• **Available records**
-- START --

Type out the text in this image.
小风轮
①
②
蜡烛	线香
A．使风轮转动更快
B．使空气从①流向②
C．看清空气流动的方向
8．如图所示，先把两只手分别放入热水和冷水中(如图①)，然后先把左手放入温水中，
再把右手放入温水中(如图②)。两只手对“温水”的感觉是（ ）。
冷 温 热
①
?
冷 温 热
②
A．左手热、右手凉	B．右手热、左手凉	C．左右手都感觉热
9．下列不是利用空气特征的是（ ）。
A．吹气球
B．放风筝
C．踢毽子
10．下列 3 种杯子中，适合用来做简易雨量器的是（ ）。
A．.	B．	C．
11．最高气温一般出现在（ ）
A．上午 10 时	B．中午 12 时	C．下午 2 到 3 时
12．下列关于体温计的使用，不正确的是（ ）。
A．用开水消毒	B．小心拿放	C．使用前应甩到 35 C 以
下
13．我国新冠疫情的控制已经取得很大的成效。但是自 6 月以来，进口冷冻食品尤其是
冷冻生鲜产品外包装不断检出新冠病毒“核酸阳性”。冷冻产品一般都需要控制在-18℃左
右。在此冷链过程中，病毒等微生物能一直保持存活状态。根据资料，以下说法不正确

-- END --
-- START --

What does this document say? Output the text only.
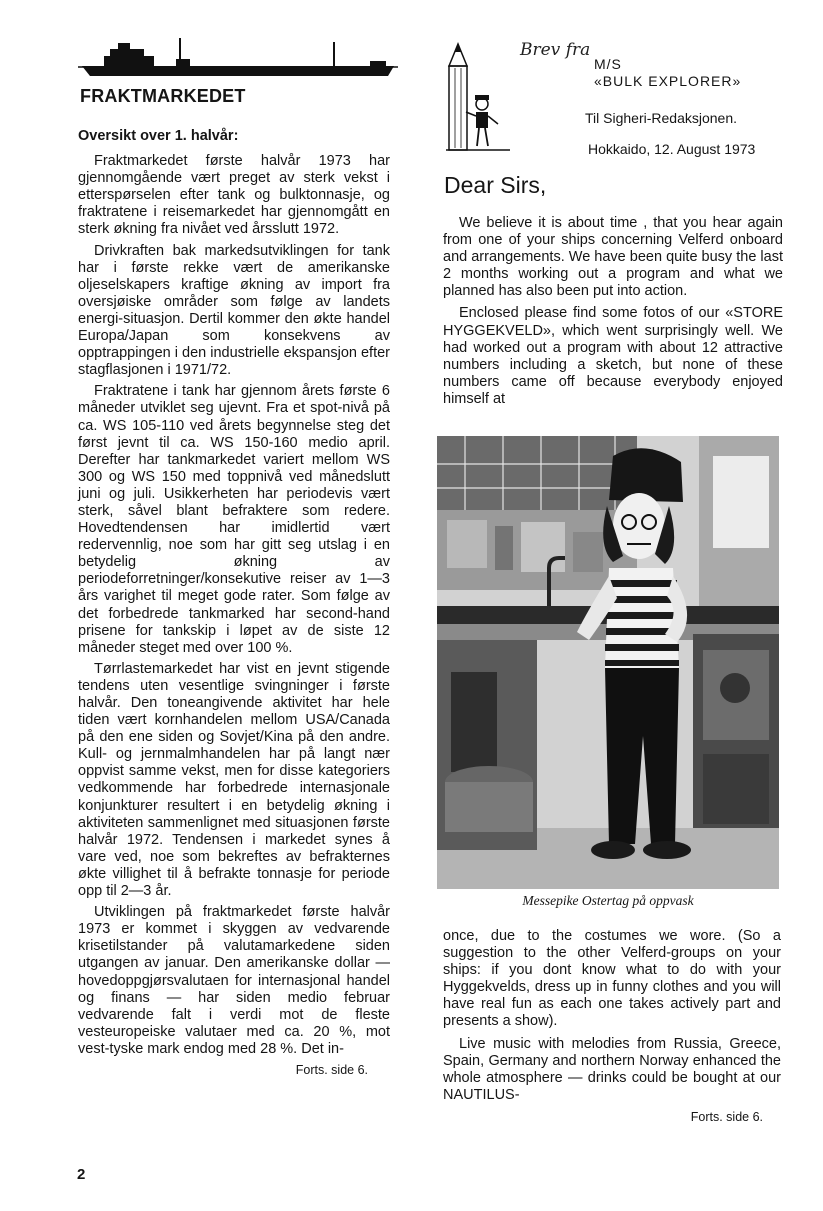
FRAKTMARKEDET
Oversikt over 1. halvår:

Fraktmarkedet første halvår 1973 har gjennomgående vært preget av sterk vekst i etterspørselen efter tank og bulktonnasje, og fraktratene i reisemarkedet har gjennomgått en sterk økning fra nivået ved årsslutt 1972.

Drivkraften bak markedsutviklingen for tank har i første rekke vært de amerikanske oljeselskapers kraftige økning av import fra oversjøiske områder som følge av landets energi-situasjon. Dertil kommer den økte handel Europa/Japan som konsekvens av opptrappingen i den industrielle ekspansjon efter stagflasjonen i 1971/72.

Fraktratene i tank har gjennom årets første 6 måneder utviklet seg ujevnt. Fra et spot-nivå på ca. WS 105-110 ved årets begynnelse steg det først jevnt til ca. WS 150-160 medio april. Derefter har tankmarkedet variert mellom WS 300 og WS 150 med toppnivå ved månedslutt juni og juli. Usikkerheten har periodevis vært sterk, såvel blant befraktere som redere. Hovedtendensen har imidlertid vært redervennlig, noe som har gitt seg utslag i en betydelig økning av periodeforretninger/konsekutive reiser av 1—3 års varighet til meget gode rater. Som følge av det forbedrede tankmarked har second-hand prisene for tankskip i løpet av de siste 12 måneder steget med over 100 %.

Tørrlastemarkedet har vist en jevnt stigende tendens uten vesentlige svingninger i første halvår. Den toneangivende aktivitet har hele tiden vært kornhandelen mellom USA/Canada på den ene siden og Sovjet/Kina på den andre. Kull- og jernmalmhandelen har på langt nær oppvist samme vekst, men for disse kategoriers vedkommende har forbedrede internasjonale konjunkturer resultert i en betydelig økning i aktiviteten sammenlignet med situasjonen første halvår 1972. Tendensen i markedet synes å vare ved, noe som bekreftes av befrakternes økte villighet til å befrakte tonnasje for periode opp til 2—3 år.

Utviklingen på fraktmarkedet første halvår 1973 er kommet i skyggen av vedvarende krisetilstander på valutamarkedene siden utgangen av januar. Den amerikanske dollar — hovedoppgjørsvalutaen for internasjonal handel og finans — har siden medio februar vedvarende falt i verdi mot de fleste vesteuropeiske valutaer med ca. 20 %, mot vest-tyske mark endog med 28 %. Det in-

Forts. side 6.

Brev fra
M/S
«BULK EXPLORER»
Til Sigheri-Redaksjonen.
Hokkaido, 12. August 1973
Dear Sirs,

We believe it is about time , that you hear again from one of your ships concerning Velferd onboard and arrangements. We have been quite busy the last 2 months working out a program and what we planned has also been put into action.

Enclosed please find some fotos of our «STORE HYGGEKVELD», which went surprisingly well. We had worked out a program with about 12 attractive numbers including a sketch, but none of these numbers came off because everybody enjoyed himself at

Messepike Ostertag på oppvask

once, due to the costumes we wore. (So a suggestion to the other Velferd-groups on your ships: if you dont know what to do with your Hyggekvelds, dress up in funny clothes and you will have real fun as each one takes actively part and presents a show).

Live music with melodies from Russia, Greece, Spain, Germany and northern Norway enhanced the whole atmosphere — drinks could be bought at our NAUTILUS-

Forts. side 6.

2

-- END --
-- START --

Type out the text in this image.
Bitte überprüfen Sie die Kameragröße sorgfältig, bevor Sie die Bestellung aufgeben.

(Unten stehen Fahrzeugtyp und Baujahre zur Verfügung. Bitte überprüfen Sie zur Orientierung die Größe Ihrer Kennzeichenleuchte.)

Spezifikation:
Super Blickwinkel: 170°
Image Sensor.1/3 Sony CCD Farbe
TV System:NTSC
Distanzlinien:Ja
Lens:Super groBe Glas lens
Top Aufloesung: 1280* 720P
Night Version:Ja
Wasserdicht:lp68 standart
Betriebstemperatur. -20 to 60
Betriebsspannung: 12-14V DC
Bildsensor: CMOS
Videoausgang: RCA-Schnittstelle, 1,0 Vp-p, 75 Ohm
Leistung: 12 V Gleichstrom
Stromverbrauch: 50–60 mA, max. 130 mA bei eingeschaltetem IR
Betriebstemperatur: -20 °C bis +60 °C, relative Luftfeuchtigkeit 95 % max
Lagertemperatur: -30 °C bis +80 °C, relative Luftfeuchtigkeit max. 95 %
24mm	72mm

-- END --

Filter lines by "forbedrede" and return each hit.

• **Correct response**
Fraktratene i tank har gjennom årets første 6 måneder utviklet seg ujevnt. Fra et spot-nivå på ca. WS 105-110 ved årets begynnelse steg det først jevnt til ca. WS 150-160 medio april. Derefter har tankmarkedet variert mellom WS 300 og WS 150 med toppnivå ved månedslutt juni og juli. Usikkerheten har periodevis vært sterk, såvel blant befraktere som redere. Hovedtendensen har imidlertid vært redervennlig, noe som har gitt seg utslag i en betydelig økning av periodeforretninger/konsekutive reiser av 1—3 års varighet til meget gode rater. Som følge av det forbedrede tankmarked har second-hand prisene for tankskip i løpet av de siste 12 måneder steget med over 100 %.
Tørrlastemarkedet har vist en jevnt stigende tendens uten vesentlige svingninger i første halvår. Den toneangivende aktivitet har hele tiden vært kornhandelen mellom USA/Canada på den ene siden og Sovjet/Kina på den andre. Kull- og jernmalmhandelen har på langt nær oppvist samme vekst, men for disse kategoriers vedkommende har forbedrede internasjonale konjunkturer resultert i en betydelig økning i aktiviteten sammenlignet med situasjonen første halvår 1972. Tendensen i markedet synes å vare ved, noe som bekreftes av befrakternes økte villighet til å befrakte tonnasje for periode opp til 2—3 år.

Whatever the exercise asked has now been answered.